» The task: Collect each line containing "name".
═══ Given data ═══
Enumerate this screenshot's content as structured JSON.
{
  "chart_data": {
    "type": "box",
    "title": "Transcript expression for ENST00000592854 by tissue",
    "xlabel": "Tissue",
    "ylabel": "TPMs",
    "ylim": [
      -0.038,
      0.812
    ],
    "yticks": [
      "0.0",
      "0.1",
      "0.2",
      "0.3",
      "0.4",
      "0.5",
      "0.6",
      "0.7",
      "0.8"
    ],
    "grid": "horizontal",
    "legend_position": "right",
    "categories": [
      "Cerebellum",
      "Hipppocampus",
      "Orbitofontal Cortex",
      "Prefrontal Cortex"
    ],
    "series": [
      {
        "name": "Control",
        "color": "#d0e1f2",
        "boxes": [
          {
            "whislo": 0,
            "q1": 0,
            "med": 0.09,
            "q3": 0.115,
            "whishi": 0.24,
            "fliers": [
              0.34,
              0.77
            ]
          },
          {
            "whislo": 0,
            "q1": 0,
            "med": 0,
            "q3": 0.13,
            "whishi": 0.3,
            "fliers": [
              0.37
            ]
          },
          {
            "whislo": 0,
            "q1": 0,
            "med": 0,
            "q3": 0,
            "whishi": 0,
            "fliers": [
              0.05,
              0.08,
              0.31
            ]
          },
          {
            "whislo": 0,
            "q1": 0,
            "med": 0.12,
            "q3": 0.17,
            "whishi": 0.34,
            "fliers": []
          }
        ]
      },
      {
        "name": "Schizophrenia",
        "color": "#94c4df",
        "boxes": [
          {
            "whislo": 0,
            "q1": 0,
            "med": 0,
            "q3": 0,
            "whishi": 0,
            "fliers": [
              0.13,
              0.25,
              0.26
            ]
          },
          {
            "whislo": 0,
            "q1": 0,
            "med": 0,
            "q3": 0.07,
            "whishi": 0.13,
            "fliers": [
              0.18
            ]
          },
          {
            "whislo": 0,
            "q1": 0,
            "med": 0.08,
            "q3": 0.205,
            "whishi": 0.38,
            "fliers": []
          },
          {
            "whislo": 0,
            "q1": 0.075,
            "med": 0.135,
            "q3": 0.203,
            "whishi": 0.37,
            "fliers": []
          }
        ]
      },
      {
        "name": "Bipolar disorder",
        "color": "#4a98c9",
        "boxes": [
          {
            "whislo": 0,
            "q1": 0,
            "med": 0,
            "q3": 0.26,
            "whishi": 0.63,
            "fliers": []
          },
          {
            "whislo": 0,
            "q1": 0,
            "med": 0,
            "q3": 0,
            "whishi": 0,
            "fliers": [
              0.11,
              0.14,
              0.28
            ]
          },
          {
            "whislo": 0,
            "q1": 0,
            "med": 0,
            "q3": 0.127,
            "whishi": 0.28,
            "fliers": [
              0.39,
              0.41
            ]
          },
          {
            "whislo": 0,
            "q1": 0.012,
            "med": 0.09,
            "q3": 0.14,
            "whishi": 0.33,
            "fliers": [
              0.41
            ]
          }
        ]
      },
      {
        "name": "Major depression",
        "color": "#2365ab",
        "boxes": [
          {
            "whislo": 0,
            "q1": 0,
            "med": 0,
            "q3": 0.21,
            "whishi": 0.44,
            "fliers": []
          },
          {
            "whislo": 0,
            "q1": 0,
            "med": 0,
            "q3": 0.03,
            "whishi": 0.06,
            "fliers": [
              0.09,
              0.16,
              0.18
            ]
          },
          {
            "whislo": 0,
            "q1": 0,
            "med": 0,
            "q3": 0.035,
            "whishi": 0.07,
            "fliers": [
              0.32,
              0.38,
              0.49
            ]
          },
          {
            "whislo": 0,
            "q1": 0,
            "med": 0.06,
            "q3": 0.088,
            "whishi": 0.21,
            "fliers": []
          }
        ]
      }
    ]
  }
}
═══
» Final result:
        "name": "Control",
        "name": "Schizophrenia",
        "name": "Bipolar disorder",
        "name": "Major depression",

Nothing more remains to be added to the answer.